** AIM OF THE TASK **
Exactly reproduce the lines that follow.
--- start of SUPPLIED MATERIAL ---
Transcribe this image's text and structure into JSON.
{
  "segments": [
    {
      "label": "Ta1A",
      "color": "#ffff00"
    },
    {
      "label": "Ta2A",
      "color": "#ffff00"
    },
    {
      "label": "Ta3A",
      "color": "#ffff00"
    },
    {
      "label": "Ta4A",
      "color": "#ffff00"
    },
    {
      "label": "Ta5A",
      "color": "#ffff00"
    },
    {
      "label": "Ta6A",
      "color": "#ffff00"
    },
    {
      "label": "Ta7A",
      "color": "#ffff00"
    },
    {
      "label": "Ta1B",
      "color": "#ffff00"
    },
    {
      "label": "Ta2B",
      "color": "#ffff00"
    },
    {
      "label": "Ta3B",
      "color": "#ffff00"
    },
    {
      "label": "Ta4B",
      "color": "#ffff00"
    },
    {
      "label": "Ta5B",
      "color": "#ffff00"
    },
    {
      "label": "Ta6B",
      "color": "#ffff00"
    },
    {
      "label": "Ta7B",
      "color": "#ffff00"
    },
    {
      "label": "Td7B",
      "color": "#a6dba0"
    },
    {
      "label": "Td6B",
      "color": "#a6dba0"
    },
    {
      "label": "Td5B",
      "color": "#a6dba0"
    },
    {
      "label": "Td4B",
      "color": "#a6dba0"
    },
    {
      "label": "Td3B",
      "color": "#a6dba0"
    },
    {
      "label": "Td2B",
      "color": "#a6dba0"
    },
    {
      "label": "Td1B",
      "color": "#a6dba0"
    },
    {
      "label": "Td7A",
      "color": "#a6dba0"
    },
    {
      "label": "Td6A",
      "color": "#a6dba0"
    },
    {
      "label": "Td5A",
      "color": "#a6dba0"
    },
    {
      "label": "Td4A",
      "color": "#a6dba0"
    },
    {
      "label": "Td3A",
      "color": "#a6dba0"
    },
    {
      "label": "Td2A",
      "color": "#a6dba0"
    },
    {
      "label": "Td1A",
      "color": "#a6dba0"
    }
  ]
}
--- end of SUPPLIED MATERIAL ---
** RESPONSE TO THE EXERCISE **
Transcribe this image's text and structure into JSON.
{
  "segments": [
    {
      "label": "Ta1A",
      "color": "#ffff00"
    },
    {
      "label": "Ta2A",
      "color": "#ffff00"
    },
    {
      "label": "Ta3A",
      "color": "#ffff00"
    },
    {
      "label": "Ta4A",
      "color": "#ffff00"
    },
    {
      "label": "Ta5A",
      "color": "#ffff00"
    },
    {
      "label": "Ta6A",
      "color": "#ffff00"
    },
    {
      "label": "Ta7A",
      "color": "#ffff00"
    },
    {
      "label": "Ta1B",
      "color": "#ffff00"
    },
    {
      "label": "Ta2B",
      "color": "#ffff00"
    },
    {
      "label": "Ta3B",
      "color": "#ffff00"
    },
    {
      "label": "Ta4B",
      "color": "#ffff00"
    },
    {
      "label": "Ta5B",
      "color": "#ffff00"
    },
    {
      "label": "Ta6B",
      "color": "#ffff00"
    },
    {
      "label": "Ta7B",
      "color": "#ffff00"
    },
    {
      "label": "Td7B",
      "color": "#a6dba0"
    },
    {
      "label": "Td6B",
      "color": "#a6dba0"
    },
    {
      "label": "Td5B",
      "color": "#a6dba0"
    },
    {
      "label": "Td4B",
      "color": "#a6dba0"
    },
    {
      "label": "Td3B",
      "color": "#a6dba0"
    },
    {
      "label": "Td2B",
      "color": "#a6dba0"
    },
    {
      "label": "Td1B",
      "color": "#a6dba0"
    },
    {
      "label": "Td7A",
      "color": "#a6dba0"
    },
    {
      "label": "Td6A",
      "color": "#a6dba0"
    },
    {
      "label": "Td5A",
      "color": "#a6dba0"
    },
    {
      "label": "Td4A",
      "color": "#a6dba0"
    },
    {
      "label": "Td3A",
      "color": "#a6dba0"
    },
    {
      "label": "Td2A",
      "color": "#a6dba0"
    },
    {
      "label": "Td1A",
      "color": "#a6dba0"
    }
  ]
}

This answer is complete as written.